#### EXERCISE PROMPT:
Write out each line from the data below that includes the word "Clayton".

#### MATERIAL SUPPLIED:
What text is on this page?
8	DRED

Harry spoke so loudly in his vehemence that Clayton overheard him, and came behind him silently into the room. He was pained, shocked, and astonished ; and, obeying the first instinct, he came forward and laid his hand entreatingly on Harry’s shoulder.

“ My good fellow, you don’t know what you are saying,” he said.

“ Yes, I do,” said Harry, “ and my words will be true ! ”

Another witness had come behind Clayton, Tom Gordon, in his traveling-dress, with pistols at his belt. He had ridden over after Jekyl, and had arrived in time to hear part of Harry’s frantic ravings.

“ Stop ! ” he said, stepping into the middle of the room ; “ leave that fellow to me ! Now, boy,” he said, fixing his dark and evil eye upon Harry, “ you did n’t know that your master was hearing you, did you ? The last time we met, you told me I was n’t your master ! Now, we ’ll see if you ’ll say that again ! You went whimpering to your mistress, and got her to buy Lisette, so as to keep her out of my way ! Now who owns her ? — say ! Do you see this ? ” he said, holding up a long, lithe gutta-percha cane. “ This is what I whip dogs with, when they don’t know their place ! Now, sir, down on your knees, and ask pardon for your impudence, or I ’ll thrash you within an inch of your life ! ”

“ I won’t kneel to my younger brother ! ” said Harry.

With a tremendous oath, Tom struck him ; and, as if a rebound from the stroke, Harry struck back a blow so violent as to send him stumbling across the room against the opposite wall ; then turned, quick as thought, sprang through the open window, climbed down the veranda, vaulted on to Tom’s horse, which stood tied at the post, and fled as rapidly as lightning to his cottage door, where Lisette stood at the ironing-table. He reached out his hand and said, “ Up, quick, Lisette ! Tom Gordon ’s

#### RESPONSE TO THE EXERCISE:
Harry spoke so loudly in his vehemence that Clayton overheard him, and came behind him silently into the room. He was pained, shocked, and astonished ; and, obeying the first instinct, he came forward and laid his hand entreatingly on Harry’s shoulder.
Another witness had come behind Clayton, Tom Gordon, in his traveling-dress, with pistols at his belt. He had ridden over after Jekyl, and had arrived in time to hear part of Harry’s frantic ravings.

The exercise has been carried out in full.